◆ **Passage given**:
----------

Int'l Diamond Importers, Inc. v. Oriental Gemco (N.Y.), Inc.

Decision Date24 November 2014
Docket NumberNo. 14–cv–3506 SAS.,14–cv–3506 SAS.
Citation64 F.Supp.3d 494
PartiesINTERNATIONAL DIAMOND IMPORTERS, INC. d/b/a IDI Design and Meira T. Designs, Plaintiffs, v. ORIENTAL GEMCO (N.Y.), INC., Oriental Gemco HK Co., Oriental Gemco Pvt. Ltd., and N.K. Nigam, Defendants.
CourtU.S. District Court — Southern District of New York

Kalpana Nagampalli, Esq., Nupur Shah, Esq., Stephen Edward Feldman, Esq., Steven Michael Crosby, Esq., Feldman Law Group, New York, NY, for Plaintiffs.

Michael Stuart Horn, Esq., Archer & Greiner, P.C., Patrick Papalia, Esq., Archer & Greiner, P.C., Hackensack, NJ, for Defendants.

OPINION AND ORDER

SHIRA A. SCHEINDLIN, District Judge.

I. INTRODUCTION

International Diamond Importers, Inc., d/b/a IDI Design and Meira T. Designs (“Meira T.” or Plaintiff) brings this action against Oriental Gemco (N.Y.) Inc. (“Oriental NY”), Oriental Gemco HK Co. (“Oriental Hong Kong or “Oriental HK”), Oriental Gemco Pvt. Ltd. (“Oriental India”), and N.K. Nigam (collectively referred to as Defendants).1 Plaintiff brings claims for copyright infringement, federal trade dress infringement, federal unfair competition, state law deceptive business practice, and state law unfair competition.

Defendants move to dismiss all claims pursuant to Federal Rules of Civil Procedure 12(b)(1), 12(b)(2), 12(b)(5), and 12(b)(6). Alternatively, Defendants move to dismiss under the doctrine of forum non conveniens pursuant to 28 U.S.C. § 1404. Plaintiff cross-moves for jurisdictional discovery.

For the reasons set forth below, Defendants' motion is GRANTED in part and DENIED in part. Plaintiff's motion for jurisdictional discovery is GRANTED.

----------

◆ **Recorded information**:
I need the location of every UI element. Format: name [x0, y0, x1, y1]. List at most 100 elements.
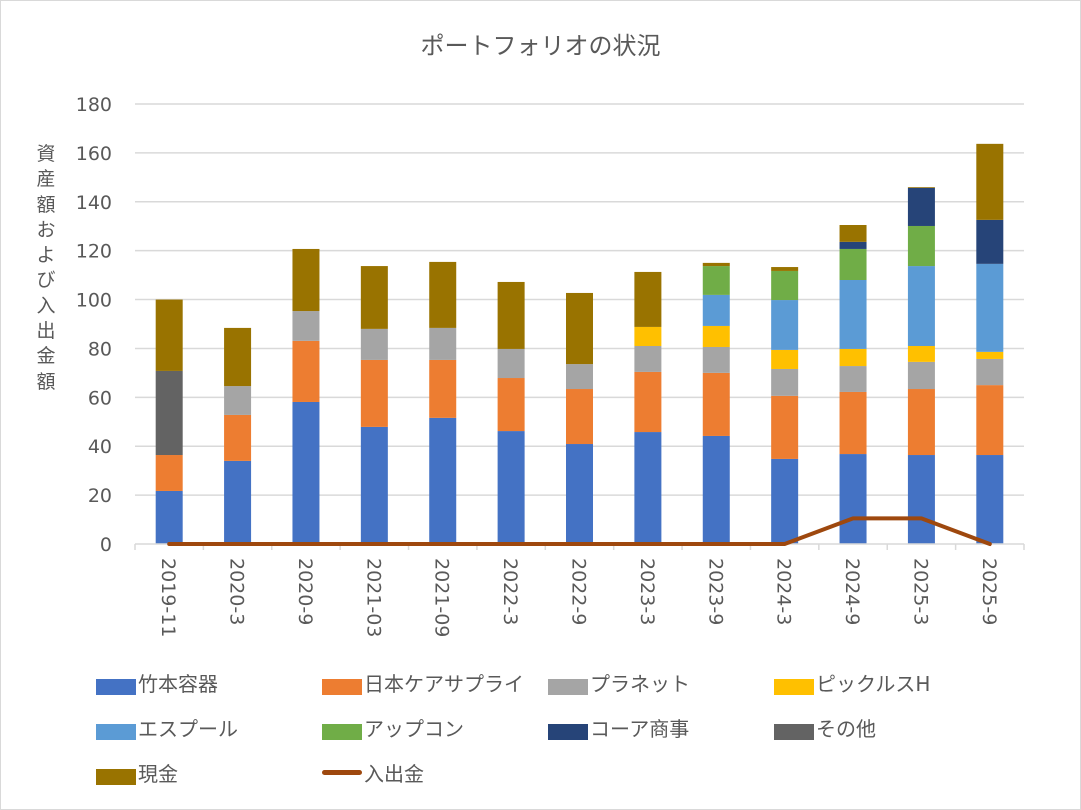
bar-segment: [292, 248, 320, 312]
legend-swatch: [322, 678, 362, 695]
legend-item: 現金: [96, 758, 178, 787]
y-tick-label: 0: [100, 534, 112, 556]
bar-segment: [907, 389, 935, 456]
bar-segment: [497, 348, 525, 379]
legend-item: コーア商事: [548, 713, 689, 742]
bar-segment: [976, 219, 1004, 264]
bar-segment: [634, 346, 662, 372]
bar-segment: [771, 349, 799, 369]
x-tick-label: 2019-11: [157, 558, 179, 637]
bar-segment: [634, 326, 662, 346]
bar-segment: [976, 455, 1004, 544]
bar-segment: [839, 248, 867, 280]
bar-segment: [907, 346, 935, 362]
bar-segment: [360, 328, 388, 360]
bar-segment: [907, 225, 935, 267]
bar-segment: [976, 358, 1004, 386]
legend-label: 竹本容器: [138, 672, 218, 696]
bar-segment: [702, 435, 730, 544]
bar-segment: [292, 340, 320, 402]
bar-segment: [429, 261, 457, 328]
bar-segment: [566, 389, 593, 445]
legend-swatch: [548, 678, 588, 695]
legend-item: 竹本容器: [96, 668, 218, 697]
bar-segment: [771, 368, 799, 396]
bar-segment: [839, 391, 867, 455]
bar-segment: [224, 386, 252, 415]
bar-segment: [497, 431, 525, 544]
bar-segment: [907, 187, 935, 188]
y-tick-label: 160: [76, 143, 112, 165]
x-tick-label: 2023-9: [704, 558, 726, 625]
bar-segment: [360, 426, 388, 544]
legend-label: 入出金: [364, 762, 424, 786]
bar-segment: [702, 266, 730, 295]
legend-label: 日本ケアサプライ: [364, 672, 524, 696]
x-tick-label: 2022-9: [568, 558, 590, 625]
legend-label: プラネット: [590, 672, 690, 696]
bar-segment: [702, 346, 730, 373]
legend-swatch: [774, 723, 814, 740]
legend-item: その他: [774, 713, 876, 742]
bar-segment: [771, 267, 799, 271]
legend-item: アップコン: [322, 713, 464, 742]
x-tick-label: 2024-9: [841, 558, 863, 625]
legend-item: 入出金: [322, 758, 424, 787]
bar-segment: [976, 143, 1004, 220]
legend-item: ピックルスH: [774, 668, 930, 697]
bar-segment: [839, 241, 867, 249]
bar-segment: [429, 327, 457, 360]
y-tick-label: 20: [88, 485, 112, 507]
bar-segment: [702, 262, 730, 267]
legend-swatch: [96, 678, 136, 695]
bar-segment: [976, 351, 1004, 359]
legend-item: プラネット: [548, 668, 690, 697]
legend-swatch: [774, 678, 814, 695]
y-tick-label: 60: [88, 387, 112, 409]
bar-segment: [771, 458, 799, 544]
legend-label: コーア商事: [590, 717, 690, 741]
legend-swatch: [322, 770, 362, 775]
x-tick-label: 2021-09: [431, 558, 453, 637]
legend-label: その他: [816, 717, 876, 741]
bar-segment: [702, 325, 730, 347]
bar-segment: [497, 281, 525, 349]
legend-label: 現金: [138, 762, 178, 786]
x-tick-label: 2021-03: [362, 558, 384, 637]
bar-segment: [771, 395, 799, 459]
legend-swatch: [322, 723, 362, 740]
y-axis-label: 資産額および入出金額: [36, 143, 56, 393]
bar-segment: [907, 455, 935, 544]
bar-segment: [224, 327, 252, 387]
bar-segment: [771, 300, 799, 350]
bar-segment: [839, 366, 867, 392]
y-tick-label: 100: [76, 290, 112, 312]
x-tick-label: 2024-3: [773, 558, 795, 625]
legend-swatch: [96, 768, 136, 785]
bar-segment: [634, 271, 662, 327]
bar-segment: [224, 414, 252, 461]
bar-segment: [360, 359, 388, 427]
bar-segment: [429, 359, 457, 418]
bar-segment: [360, 266, 388, 329]
legend-label: アップコン: [364, 717, 464, 741]
y-tick-label: 180: [76, 94, 112, 116]
y-tick-label: 80: [88, 338, 112, 360]
x-tick-label: 2025-3: [909, 558, 931, 625]
legend-item: 日本ケアサプライ: [322, 668, 524, 697]
bar-segment: [839, 348, 867, 367]
bar-segment: [907, 187, 935, 226]
bar-segment: [702, 372, 730, 436]
bar-segment: [155, 299, 183, 371]
bar-segment: [839, 225, 867, 242]
y-tick-label: 120: [76, 241, 112, 263]
legend-swatch: [96, 723, 136, 740]
bar-segment: [907, 266, 935, 346]
bar-segment: [155, 370, 183, 456]
x-tick-label: 2020-3: [226, 558, 248, 625]
bar-segment: [292, 311, 320, 341]
bar-segment: [566, 364, 593, 390]
bar-segment: [976, 263, 1004, 352]
bar-segment: [566, 444, 593, 544]
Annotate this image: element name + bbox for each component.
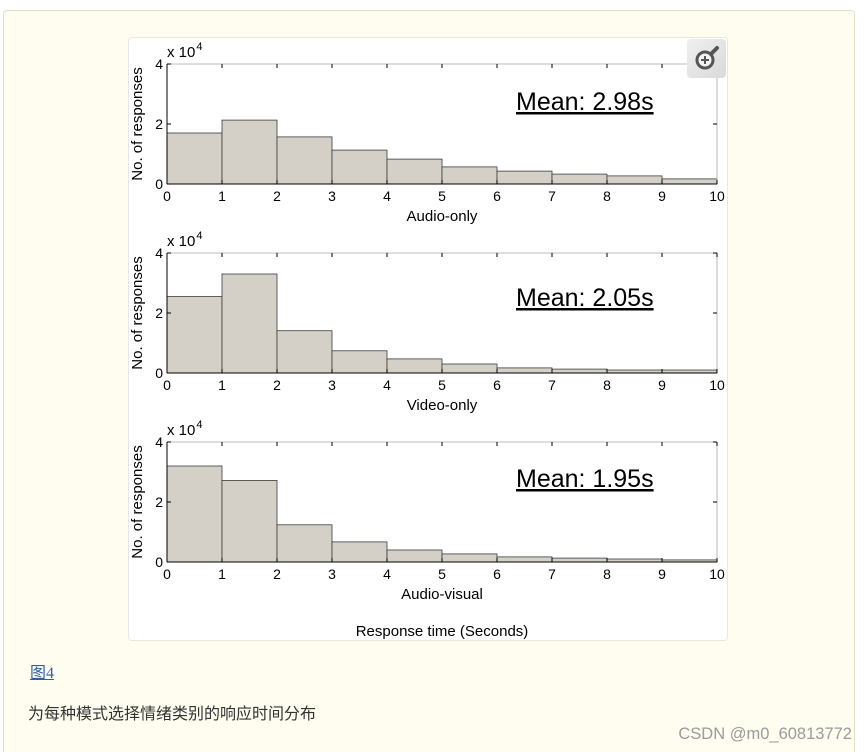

----------

◆ **Exercise prompt**: List every claim the plaintiff brings in the court opinion. The records come from a separate source and are unrelated to the court opinion.

◆ **The answer**:
- Copyright infringement
- Federal trade dress infringement
- Federal unfair competition
- State law deceptive business practice
- State law unfair competition